Repeat the material exactly as it appears.

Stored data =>
** Start **
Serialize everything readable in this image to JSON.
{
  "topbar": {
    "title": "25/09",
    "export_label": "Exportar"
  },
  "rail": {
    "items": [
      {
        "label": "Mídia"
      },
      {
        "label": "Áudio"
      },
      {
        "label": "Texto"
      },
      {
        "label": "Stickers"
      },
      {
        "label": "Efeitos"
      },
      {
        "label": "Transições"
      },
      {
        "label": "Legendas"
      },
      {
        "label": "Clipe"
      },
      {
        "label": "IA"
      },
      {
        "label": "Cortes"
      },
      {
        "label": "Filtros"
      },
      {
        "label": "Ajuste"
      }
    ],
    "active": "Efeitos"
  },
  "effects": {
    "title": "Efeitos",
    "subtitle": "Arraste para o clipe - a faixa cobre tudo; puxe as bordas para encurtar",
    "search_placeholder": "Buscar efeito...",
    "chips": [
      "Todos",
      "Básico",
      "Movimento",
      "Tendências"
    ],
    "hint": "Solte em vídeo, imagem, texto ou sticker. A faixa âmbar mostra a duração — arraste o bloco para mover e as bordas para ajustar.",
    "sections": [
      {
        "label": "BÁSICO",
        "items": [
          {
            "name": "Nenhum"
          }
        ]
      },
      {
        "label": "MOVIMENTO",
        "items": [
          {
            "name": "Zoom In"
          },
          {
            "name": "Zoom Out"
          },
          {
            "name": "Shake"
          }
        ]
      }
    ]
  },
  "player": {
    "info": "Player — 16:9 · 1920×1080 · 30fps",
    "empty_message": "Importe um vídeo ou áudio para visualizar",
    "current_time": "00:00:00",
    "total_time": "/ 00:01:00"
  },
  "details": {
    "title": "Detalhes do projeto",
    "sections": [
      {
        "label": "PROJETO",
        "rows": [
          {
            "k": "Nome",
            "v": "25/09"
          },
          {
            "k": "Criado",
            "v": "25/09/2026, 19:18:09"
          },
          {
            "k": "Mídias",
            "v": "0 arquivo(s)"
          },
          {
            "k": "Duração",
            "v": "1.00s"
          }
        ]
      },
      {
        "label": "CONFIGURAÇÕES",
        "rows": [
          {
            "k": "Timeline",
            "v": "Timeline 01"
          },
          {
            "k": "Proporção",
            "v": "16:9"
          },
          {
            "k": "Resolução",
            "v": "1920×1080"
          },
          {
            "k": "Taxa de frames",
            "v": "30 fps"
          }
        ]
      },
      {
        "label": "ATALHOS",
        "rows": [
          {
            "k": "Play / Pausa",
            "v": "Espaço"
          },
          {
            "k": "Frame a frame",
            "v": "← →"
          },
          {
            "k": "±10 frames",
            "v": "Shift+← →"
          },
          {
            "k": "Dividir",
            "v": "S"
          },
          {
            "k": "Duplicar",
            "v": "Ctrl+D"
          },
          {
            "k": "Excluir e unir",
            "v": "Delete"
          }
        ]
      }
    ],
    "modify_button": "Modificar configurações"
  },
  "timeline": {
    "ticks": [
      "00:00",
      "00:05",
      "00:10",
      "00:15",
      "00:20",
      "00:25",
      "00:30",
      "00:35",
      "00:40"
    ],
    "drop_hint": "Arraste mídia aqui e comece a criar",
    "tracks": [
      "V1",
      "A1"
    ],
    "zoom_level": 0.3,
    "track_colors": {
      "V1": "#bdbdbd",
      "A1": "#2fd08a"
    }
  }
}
** End **
Finished task =>
Serialize everything readable in this image to JSON.
{
  "topbar": {
    "title": "25/09",
    "export_label": "Exportar"
  },
  "rail": {
    "items": [
      {
        "label": "Mídia"
      },
      {
        "label": "Áudio"
      },
      {
        "label": "Texto"
      },
      {
        "label": "Stickers"
      },
      {
        "label": "Efeitos"
      },
      {
        "label": "Transições"
      },
      {
        "label": "Legendas"
      },
      {
        "label": "Clipe"
      },
      {
        "label": "IA"
      },
      {
        "label": "Cortes"
      },
      {
        "label": "Filtros"
      },
      {
        "label": "Ajuste"
      }
    ],
    "active": "Efeitos"
  },
  "effects": {
    "title": "Efeitos",
    "subtitle": "Arraste para o clipe - a faixa cobre tudo; puxe as bordas para encurtar",
    "search_placeholder": "Buscar efeito...",
    "chips": [
      "Todos",
      "Básico",
      "Movimento",
      "Tendências"
    ],
    "hint": "Solte em vídeo, imagem, texto ou sticker. A faixa âmbar mostra a duração — arraste o bloco para mover e as bordas para ajustar.",
    "sections": [
      {
        "label": "BÁSICO",
        "items": [
          {
            "name": "Nenhum"
          }
        ]
      },
      {
        "label": "MOVIMENTO",
        "items": [
          {
            "name": "Zoom In"
          },
          {
            "name": "Zoom Out"
          },
          {
            "name": "Shake"
          }
        ]
      }
    ]
  },
  "player": {
    "info": "Player — 16:9 · 1920×1080 · 30fps",
    "empty_message": "Importe um vídeo ou áudio para visualizar",
    "current_time": "00:00:00",
    "total_time": "/ 00:01:00"
  },
  "details": {
    "title": "Detalhes do projeto",
    "sections": [
      {
        "label": "PROJETO",
        "rows": [
          {
            "k": "Nome",
            "v": "25/09"
          },
          {
            "k": "Criado",
            "v": "25/09/2026, 19:18:09"
          },
          {
            "k": "Mídias",
            "v": "0 arquivo(s)"
          },
          {
            "k": "Duração",
            "v": "1.00s"
          }
        ]
      },
      {
        "label": "CONFIGURAÇÕES",
        "rows": [
          {
            "k": "Timeline",
            "v": "Timeline 01"
          },
          {
            "k": "Proporção",
            "v": "16:9"
          },
          {
            "k": "Resolução",
            "v": "1920×1080"
          },
          {
            "k": "Taxa de frames",
            "v": "30 fps"
          }
        ]
      },
      {
        "label": "ATALHOS",
        "rows": [
          {
            "k": "Play / Pausa",
            "v": "Espaço"
          },
          {
            "k": "Frame a frame",
            "v": "← →"
          },
          {
            "k": "±10 frames",
            "v": "Shift+← →"
          },
          {
            "k": "Dividir",
            "v": "S"
          },
          {
            "k": "Duplicar",
            "v": "Ctrl+D"
          },
          {
            "k": "Excluir e unir",
            "v": "Delete"
          }
        ]
      }
    ],
    "modify_button": "Modificar configurações"
  },
  "timeline": {
    "ticks": [
      "00:00",
      "00:05",
      "00:10",
      "00:15",
      "00:20",
      "00:25",
      "00:30",
      "00:35",
      "00:40"
    ],
    "drop_hint": "Arraste mídia aqui e comece a criar",
    "tracks": [
      "V1",
      "A1"
    ],
    "zoom_level": 0.3,
    "track_colors": {
      "V1": "#bdbdbd",
      "A1": "#2fd08a"
    }
  }
}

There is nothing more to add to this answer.